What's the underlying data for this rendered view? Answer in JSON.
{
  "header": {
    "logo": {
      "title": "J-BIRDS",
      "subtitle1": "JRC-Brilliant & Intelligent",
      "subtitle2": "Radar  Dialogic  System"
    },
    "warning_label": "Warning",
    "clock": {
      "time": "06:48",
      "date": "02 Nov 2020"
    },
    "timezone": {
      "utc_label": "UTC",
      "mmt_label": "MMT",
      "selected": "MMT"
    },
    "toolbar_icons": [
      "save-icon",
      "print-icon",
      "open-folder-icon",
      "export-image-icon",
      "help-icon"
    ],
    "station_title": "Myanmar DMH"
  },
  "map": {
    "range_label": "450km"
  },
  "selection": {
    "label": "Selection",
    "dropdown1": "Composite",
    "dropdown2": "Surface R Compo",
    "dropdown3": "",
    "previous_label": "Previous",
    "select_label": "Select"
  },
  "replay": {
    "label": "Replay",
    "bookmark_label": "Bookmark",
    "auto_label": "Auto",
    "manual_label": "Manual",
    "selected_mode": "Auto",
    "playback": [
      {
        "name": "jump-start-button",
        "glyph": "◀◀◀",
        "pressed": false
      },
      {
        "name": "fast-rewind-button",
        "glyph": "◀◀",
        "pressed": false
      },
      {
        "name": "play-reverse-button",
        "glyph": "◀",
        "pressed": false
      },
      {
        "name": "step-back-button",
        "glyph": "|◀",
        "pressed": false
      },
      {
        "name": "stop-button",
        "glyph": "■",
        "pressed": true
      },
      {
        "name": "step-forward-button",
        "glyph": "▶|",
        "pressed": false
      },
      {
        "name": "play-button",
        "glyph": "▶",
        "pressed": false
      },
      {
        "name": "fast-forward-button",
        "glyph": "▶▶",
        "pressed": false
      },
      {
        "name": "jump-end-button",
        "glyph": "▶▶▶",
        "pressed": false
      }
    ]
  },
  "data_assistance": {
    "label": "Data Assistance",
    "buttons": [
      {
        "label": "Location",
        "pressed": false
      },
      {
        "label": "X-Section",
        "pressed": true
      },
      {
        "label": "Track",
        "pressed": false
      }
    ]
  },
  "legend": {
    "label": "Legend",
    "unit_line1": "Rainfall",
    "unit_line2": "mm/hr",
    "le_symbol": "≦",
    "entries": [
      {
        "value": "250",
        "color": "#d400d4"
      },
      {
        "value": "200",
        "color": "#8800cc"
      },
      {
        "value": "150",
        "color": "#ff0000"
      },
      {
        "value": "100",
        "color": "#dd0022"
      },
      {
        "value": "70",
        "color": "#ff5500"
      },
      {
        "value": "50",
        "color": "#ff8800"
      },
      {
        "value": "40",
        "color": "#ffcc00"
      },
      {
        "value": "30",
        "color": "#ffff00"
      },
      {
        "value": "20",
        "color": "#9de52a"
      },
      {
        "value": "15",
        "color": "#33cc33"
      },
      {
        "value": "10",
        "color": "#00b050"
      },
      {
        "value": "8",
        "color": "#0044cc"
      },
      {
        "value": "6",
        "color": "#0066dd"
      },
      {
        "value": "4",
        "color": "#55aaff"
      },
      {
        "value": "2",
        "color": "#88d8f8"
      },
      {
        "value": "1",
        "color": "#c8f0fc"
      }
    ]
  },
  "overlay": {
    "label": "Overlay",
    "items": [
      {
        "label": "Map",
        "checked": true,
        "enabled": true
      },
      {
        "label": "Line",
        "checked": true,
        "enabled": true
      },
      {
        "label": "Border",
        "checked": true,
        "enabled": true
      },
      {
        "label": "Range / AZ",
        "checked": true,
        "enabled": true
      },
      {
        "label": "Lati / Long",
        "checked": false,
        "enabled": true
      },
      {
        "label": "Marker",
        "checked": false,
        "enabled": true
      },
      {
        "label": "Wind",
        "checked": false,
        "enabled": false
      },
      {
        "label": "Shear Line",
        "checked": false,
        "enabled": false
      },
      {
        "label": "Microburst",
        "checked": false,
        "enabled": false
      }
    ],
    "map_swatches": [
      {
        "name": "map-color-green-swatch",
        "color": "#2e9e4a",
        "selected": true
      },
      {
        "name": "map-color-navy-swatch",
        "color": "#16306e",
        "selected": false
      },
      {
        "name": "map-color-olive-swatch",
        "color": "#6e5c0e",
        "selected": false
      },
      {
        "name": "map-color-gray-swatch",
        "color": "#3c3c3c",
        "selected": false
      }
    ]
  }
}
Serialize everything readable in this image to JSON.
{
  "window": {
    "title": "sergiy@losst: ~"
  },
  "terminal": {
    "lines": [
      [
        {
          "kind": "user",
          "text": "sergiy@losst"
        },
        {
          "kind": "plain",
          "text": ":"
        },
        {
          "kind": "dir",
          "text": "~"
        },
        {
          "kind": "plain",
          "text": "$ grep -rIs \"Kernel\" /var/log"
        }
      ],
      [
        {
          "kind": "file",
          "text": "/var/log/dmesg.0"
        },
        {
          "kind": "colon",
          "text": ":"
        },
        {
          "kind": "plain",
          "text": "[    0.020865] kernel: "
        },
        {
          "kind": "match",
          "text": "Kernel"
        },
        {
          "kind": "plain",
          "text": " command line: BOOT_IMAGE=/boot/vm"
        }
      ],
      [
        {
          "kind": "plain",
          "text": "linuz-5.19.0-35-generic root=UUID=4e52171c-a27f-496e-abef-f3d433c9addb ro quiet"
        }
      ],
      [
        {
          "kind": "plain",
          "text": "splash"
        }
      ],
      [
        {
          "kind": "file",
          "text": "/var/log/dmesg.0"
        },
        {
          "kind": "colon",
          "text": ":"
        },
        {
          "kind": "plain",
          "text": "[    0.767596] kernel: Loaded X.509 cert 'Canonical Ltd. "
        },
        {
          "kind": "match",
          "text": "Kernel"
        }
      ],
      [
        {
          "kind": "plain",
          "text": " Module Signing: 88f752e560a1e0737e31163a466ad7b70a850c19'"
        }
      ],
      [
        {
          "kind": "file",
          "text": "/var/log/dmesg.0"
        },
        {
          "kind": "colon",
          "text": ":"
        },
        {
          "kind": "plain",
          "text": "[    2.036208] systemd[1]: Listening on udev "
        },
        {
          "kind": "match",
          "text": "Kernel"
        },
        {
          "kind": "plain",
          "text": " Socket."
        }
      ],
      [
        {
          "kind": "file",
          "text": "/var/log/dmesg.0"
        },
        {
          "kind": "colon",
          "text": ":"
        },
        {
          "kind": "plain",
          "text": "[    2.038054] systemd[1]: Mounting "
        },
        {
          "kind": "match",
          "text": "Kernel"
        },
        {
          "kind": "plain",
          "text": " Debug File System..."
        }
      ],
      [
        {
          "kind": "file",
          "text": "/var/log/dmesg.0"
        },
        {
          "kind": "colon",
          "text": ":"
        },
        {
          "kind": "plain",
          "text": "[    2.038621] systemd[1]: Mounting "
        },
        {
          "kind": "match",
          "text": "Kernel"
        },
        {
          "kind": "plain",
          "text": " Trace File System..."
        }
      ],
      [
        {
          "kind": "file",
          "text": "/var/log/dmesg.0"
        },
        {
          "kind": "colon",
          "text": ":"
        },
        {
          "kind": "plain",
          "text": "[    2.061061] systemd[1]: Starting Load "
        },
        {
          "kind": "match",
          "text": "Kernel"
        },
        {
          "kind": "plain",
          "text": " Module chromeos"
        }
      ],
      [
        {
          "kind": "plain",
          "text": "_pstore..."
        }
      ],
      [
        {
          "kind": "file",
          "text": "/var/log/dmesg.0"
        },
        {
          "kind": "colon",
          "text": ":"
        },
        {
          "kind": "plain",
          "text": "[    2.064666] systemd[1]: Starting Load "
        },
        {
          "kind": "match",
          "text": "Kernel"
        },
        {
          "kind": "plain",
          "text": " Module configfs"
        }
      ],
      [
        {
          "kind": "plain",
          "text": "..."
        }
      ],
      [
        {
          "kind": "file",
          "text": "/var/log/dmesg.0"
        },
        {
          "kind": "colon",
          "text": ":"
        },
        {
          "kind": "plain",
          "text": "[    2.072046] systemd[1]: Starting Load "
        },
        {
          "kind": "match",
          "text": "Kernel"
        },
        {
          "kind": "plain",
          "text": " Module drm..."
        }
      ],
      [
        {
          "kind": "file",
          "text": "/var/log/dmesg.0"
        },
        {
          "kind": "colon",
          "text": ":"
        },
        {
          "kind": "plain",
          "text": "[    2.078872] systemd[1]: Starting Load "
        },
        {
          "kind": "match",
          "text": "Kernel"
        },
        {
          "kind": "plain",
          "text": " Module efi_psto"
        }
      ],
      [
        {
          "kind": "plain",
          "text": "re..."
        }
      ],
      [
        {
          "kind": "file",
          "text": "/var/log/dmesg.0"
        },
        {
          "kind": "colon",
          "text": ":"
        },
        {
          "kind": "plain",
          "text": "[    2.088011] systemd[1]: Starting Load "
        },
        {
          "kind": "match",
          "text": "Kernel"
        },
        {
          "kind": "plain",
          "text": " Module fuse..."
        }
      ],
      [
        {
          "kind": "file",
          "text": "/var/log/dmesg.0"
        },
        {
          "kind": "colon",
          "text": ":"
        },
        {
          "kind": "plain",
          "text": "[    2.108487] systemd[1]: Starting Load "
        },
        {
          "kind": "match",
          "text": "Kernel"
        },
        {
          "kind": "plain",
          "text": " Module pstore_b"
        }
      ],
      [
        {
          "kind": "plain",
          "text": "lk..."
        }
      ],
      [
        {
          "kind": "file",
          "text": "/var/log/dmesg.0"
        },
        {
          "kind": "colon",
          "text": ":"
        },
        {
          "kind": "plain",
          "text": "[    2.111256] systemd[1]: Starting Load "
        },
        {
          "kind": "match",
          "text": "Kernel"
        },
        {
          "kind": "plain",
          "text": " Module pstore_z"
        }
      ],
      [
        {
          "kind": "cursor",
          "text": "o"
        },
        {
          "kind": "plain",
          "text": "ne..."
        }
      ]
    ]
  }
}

☆ ☆ ☆ ☆

EXERCISE AIM: Gather each line holding the string "JSON".

RESPONSE:
What's the underlying data for this rendered view? Answer in JSON.
Serialize everything readable in this image to JSON.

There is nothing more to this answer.